List each line of the data that holds the string "panském", please.
-- begin --
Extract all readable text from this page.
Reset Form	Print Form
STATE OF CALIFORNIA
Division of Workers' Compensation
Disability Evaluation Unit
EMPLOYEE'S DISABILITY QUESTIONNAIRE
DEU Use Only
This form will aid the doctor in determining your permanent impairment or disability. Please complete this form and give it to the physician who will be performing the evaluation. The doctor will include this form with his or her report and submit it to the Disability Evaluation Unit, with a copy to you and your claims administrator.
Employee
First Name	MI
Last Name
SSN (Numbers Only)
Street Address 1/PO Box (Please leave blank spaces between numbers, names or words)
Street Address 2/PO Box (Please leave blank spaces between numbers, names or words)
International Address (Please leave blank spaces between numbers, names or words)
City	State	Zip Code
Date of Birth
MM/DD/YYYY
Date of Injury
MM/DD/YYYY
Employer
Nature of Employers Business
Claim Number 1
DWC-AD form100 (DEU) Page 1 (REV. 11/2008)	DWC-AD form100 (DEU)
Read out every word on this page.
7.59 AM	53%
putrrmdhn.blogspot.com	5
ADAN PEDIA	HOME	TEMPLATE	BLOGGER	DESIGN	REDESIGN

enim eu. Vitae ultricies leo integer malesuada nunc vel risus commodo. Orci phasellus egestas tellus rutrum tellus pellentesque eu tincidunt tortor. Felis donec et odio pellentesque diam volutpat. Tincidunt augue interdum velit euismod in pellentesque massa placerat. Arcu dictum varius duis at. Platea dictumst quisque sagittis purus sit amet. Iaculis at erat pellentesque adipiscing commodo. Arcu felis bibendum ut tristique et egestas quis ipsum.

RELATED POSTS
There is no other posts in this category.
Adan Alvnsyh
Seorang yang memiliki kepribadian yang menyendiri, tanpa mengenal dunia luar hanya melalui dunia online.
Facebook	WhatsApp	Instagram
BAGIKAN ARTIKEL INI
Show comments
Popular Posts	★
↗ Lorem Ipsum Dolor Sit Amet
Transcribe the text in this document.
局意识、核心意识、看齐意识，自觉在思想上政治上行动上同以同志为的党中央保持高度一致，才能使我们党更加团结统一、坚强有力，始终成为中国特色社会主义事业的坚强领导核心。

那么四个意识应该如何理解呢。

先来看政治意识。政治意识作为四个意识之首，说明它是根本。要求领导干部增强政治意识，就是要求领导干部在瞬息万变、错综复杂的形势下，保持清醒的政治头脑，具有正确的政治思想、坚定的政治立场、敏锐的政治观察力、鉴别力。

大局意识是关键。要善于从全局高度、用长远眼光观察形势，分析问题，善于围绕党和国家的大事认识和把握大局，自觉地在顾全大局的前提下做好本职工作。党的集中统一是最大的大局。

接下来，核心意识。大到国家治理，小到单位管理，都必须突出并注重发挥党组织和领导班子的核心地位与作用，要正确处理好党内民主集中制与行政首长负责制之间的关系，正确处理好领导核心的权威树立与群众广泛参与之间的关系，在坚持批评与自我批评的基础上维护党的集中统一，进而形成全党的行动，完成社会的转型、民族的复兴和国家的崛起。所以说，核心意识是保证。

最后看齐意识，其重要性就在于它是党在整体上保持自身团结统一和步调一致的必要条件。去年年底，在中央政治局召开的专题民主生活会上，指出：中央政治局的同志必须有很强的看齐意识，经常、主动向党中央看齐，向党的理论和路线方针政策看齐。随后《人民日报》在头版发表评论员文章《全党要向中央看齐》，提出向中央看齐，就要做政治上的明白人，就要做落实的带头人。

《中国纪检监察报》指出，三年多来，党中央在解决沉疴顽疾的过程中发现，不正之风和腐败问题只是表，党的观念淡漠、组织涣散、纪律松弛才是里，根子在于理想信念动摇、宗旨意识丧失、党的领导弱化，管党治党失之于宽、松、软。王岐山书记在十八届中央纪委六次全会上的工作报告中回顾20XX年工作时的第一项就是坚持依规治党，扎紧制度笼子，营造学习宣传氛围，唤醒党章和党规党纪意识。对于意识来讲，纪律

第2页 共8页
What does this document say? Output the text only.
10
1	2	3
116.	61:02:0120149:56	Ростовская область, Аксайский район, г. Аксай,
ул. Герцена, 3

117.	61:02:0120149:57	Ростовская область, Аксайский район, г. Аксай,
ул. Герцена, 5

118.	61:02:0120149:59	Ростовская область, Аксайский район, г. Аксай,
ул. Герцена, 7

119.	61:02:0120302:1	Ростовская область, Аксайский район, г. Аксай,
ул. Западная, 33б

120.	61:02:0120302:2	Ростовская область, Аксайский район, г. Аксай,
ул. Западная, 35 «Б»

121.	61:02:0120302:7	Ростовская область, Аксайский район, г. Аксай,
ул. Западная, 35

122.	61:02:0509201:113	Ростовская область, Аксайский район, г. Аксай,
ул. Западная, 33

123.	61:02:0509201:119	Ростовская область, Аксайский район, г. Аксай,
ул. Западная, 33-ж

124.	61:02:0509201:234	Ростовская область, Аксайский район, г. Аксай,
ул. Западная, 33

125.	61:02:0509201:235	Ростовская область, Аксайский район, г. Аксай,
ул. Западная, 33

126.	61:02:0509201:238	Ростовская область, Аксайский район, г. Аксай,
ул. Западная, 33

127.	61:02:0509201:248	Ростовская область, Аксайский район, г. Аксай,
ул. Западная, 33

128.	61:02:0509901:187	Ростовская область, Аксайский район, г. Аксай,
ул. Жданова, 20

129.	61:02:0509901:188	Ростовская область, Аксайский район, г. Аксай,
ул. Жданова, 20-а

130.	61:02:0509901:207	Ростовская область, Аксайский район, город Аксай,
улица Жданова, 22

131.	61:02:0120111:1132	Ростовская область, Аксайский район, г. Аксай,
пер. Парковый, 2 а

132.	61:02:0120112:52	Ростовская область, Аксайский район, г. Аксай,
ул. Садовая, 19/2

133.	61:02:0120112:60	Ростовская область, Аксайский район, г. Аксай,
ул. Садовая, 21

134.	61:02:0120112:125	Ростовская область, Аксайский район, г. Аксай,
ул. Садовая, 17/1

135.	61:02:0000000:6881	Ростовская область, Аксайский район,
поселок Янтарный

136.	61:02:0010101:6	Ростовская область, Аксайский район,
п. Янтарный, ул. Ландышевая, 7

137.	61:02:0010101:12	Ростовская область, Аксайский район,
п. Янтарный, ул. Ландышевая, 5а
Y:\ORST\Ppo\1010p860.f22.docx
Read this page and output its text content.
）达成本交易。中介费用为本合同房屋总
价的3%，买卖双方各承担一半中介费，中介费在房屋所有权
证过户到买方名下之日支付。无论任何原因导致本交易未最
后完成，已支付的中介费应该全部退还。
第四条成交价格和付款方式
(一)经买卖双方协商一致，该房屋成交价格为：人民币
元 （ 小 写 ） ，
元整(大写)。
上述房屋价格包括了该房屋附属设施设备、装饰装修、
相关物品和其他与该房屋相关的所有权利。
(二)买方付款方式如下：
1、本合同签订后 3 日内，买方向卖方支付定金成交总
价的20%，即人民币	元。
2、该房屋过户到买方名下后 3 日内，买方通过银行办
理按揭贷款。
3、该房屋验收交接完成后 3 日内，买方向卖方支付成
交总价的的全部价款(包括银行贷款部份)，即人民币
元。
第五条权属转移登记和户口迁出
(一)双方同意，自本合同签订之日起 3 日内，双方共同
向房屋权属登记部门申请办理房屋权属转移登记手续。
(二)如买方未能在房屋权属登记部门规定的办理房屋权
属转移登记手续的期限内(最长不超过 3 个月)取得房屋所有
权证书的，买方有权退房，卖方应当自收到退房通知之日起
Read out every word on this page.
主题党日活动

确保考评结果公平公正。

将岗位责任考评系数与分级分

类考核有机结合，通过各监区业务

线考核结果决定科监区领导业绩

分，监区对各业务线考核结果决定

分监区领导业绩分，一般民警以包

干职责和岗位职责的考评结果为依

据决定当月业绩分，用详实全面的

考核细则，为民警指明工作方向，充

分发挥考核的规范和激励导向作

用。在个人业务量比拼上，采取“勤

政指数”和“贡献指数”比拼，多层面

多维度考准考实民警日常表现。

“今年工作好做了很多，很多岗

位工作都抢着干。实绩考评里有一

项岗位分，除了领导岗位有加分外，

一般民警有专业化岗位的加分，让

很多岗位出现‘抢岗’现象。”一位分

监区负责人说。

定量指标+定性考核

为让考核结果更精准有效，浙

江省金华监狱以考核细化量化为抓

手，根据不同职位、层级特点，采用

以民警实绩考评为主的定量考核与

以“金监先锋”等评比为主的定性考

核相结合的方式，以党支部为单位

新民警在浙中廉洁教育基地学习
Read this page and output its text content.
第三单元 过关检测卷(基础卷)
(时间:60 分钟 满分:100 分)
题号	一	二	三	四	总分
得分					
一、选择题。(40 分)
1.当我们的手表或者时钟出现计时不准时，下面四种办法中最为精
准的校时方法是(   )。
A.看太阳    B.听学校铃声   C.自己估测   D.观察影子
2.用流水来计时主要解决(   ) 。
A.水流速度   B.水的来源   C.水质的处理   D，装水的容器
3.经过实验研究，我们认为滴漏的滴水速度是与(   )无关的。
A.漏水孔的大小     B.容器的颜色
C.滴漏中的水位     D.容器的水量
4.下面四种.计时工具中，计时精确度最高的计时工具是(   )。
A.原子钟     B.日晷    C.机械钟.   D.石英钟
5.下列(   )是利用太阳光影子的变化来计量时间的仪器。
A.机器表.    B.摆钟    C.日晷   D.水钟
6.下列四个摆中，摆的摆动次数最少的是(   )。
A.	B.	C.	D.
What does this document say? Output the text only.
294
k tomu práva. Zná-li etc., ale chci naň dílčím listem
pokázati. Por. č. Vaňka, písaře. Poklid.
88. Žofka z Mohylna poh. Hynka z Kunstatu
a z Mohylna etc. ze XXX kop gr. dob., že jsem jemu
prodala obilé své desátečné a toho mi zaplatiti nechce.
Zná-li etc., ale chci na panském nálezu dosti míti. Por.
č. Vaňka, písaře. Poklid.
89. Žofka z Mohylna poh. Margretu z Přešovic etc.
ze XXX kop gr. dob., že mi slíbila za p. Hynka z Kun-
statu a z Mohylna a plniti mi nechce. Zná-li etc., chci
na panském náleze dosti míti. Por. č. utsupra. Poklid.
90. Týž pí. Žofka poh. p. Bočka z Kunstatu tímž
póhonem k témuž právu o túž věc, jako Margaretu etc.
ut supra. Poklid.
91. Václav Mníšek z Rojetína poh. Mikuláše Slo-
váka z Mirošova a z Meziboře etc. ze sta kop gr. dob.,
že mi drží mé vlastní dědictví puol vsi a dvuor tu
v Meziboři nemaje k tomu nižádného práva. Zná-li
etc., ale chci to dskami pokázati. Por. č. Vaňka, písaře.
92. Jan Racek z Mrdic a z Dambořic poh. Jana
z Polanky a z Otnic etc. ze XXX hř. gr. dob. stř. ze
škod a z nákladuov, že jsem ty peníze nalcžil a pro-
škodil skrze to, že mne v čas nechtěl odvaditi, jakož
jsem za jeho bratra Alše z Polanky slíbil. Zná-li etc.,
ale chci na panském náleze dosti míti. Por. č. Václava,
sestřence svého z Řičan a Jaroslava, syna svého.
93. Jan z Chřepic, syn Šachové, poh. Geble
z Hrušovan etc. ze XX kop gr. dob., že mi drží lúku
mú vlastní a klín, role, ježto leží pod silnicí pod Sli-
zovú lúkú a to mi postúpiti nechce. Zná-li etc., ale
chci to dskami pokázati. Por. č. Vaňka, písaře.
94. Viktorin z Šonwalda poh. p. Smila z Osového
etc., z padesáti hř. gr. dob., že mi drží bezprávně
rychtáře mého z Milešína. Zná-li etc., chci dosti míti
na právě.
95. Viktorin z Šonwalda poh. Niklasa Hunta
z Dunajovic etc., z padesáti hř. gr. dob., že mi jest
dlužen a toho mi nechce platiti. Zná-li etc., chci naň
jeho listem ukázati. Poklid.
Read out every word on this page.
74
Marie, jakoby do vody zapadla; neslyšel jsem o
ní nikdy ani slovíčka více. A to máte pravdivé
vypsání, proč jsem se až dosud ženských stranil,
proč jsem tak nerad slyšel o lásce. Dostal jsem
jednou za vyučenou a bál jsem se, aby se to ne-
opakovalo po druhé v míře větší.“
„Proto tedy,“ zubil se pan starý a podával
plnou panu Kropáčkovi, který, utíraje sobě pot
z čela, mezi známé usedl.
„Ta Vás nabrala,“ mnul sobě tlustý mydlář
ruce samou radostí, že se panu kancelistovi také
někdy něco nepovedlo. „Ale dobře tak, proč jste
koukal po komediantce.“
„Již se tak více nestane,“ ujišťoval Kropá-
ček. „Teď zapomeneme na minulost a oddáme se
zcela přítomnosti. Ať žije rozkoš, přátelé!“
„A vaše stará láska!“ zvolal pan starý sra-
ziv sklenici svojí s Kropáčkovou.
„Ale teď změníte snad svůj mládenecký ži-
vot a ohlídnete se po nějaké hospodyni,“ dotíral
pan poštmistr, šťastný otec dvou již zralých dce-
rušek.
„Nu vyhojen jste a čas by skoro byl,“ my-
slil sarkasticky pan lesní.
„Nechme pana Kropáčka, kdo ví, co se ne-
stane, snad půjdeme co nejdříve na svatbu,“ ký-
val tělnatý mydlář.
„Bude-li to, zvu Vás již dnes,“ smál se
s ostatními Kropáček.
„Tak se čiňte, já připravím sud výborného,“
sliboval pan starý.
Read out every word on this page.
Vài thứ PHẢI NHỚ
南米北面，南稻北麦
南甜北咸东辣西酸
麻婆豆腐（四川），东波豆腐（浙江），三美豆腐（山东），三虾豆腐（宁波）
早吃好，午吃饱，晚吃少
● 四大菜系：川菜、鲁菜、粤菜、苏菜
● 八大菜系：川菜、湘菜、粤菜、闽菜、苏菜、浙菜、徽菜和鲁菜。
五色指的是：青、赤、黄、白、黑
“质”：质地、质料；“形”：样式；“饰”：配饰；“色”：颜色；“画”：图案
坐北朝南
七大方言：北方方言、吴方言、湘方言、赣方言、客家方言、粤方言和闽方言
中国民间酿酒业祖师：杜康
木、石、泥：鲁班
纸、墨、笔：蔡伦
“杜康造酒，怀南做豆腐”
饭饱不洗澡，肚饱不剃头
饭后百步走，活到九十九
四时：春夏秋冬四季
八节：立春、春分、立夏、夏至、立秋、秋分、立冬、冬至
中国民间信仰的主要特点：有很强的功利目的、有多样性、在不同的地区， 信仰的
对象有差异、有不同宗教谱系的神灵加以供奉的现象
-- end --
**Exercise output:**
Zná-li etc., ale chci na panském nálezu dosti míti. Por.
na panském náleze dosti míti. Por. č. utsupra. Poklid.
ale chci na panském náleze dosti míti. Por. č. Václava,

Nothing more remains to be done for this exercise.